Reproduce the entries in full, with no changes.

::::

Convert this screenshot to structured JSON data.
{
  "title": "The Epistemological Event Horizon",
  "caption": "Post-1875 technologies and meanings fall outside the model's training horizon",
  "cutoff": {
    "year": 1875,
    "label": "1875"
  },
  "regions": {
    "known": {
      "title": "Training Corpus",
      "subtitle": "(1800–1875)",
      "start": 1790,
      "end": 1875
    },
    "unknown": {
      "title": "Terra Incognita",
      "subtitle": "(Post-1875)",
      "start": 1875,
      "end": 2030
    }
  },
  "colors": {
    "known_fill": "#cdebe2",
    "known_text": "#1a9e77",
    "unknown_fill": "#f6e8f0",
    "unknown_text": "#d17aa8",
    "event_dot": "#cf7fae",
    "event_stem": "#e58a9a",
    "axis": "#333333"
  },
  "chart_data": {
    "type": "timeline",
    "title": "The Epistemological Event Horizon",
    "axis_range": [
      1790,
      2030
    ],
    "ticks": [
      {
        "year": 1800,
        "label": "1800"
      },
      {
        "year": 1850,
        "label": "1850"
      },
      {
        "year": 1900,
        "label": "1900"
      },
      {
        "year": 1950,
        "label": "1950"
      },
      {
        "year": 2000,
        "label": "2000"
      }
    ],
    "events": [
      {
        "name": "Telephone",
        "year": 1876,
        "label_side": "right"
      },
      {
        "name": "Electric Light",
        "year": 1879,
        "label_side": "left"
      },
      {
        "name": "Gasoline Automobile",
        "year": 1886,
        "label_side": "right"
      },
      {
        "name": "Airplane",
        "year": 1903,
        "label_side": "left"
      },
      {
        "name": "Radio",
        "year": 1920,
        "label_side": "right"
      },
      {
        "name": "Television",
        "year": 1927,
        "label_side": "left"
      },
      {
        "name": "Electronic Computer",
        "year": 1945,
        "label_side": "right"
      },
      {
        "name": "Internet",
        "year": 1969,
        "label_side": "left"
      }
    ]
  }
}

::::

Task solution:
Convert this screenshot to structured JSON data.
{
  "title": "The Epistemological Event Horizon",
  "caption": "Post-1875 technologies and meanings fall outside the model's training horizon",
  "cutoff": {
    "year": 1875,
    "label": "1875"
  },
  "regions": {
    "known": {
      "title": "Training Corpus",
      "subtitle": "(1800–1875)",
      "start": 1790,
      "end": 1875
    },
    "unknown": {
      "title": "Terra Incognita",
      "subtitle": "(Post-1875)",
      "start": 1875,
      "end": 2030
    }
  },
  "colors": {
    "known_fill": "#cdebe2",
    "known_text": "#1a9e77",
    "unknown_fill": "#f6e8f0",
    "unknown_text": "#d17aa8",
    "event_dot": "#cf7fae",
    "event_stem": "#e58a9a",
    "axis": "#333333"
  },
  "chart_data": {
    "type": "timeline",
    "title": "The Epistemological Event Horizon",
    "axis_range": [
      1790,
      2030
    ],
    "ticks": [
      {
        "year": 1800,
        "label": "1800"
      },
      {
        "year": 1850,
        "label": "1850"
      },
      {
        "year": 1900,
        "label": "1900"
      },
      {
        "year": 1950,
        "label": "1950"
      },
      {
        "year": 2000,
        "label": "2000"
      }
    ],
    "events": [
      {
        "name": "Telephone",
        "year": 1876,
        "label_side": "right"
      },
      {
        "name": "Electric Light",
        "year": 1879,
        "label_side": "left"
      },
      {
        "name": "Gasoline Automobile",
        "year": 1886,
        "label_side": "right"
      },
      {
        "name": "Airplane",
        "year": 1903,
        "label_side": "left"
      },
      {
        "name": "Radio",
        "year": 1920,
        "label_side": "right"
      },
      {
        "name": "Television",
        "year": 1927,
        "label_side": "left"
      },
      {
        "name": "Electronic Computer",
        "year": 1945,
        "label_side": "right"
      },
      {
        "name": "Internet",
        "year": 1969,
        "label_side": "left"
      }
    ]
  }
}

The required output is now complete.